→ **Data for this exercise**:
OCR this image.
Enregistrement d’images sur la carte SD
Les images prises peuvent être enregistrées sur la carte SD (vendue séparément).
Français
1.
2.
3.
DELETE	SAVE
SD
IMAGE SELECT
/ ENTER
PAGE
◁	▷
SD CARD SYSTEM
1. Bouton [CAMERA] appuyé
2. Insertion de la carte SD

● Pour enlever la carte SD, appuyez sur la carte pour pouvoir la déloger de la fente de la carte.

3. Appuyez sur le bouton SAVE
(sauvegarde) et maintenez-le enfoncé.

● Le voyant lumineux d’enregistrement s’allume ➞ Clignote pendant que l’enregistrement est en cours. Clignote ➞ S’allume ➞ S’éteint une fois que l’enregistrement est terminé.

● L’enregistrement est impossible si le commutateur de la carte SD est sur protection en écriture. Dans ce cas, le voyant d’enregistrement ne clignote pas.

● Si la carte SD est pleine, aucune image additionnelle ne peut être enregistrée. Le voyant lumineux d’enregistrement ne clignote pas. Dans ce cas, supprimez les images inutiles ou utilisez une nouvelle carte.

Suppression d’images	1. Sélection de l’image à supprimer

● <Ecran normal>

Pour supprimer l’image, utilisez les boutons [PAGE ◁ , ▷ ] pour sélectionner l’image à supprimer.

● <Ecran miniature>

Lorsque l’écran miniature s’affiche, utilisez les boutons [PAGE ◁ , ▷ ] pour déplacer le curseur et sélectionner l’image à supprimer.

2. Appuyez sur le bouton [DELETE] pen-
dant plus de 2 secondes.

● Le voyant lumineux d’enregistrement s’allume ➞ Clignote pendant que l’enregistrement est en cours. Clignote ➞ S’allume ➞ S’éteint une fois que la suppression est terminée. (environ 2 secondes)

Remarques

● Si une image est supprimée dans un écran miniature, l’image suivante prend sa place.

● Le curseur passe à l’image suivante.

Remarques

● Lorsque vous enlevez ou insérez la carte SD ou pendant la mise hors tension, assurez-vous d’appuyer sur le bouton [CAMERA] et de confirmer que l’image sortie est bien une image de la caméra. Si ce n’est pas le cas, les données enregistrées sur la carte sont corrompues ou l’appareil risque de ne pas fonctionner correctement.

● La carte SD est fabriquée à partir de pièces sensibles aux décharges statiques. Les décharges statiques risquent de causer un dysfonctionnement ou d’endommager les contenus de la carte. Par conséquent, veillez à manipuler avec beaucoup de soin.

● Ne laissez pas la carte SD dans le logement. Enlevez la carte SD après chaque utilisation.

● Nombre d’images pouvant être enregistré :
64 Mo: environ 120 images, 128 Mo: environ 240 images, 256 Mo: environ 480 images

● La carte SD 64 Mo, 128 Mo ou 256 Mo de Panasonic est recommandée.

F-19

...

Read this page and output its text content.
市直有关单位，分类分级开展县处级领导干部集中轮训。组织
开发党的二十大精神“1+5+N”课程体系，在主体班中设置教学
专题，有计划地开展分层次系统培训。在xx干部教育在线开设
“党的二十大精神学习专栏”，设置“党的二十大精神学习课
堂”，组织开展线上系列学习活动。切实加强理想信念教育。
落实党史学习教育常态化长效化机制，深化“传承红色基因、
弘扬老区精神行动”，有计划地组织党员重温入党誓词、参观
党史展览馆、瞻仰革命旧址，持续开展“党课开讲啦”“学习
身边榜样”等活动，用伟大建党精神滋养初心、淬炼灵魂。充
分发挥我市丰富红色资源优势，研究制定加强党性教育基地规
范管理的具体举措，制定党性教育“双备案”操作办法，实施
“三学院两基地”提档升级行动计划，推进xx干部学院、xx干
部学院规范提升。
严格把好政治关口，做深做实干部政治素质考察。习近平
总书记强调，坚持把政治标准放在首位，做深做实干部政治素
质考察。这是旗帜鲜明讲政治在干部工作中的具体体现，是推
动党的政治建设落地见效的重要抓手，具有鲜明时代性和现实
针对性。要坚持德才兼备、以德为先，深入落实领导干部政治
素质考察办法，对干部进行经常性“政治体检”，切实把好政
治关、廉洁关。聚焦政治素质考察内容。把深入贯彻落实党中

→ **Exercise instructions**:
Scan the data for the word "Lorsque" and copy every line where it shows up.

→ **Exercise response**:
Lorsque l’écran miniature s’affiche, utilisez les boutons [PAGE ◁ , ▷ ] pour déplacer le curseur et sélectionner l’image à supprimer.
● Lorsque vous enlevez ou insérez la carte SD ou pendant la mise hors tension, assurez-vous d’appuyer sur le bouton [CAMERA] et de confirmer que l’image sortie est bien une image de la caméra. Si ce n’est pas le cas, les données enregistrées sur la carte sont corrompues ou l’appareil risque de ne pas fonctionner correctement.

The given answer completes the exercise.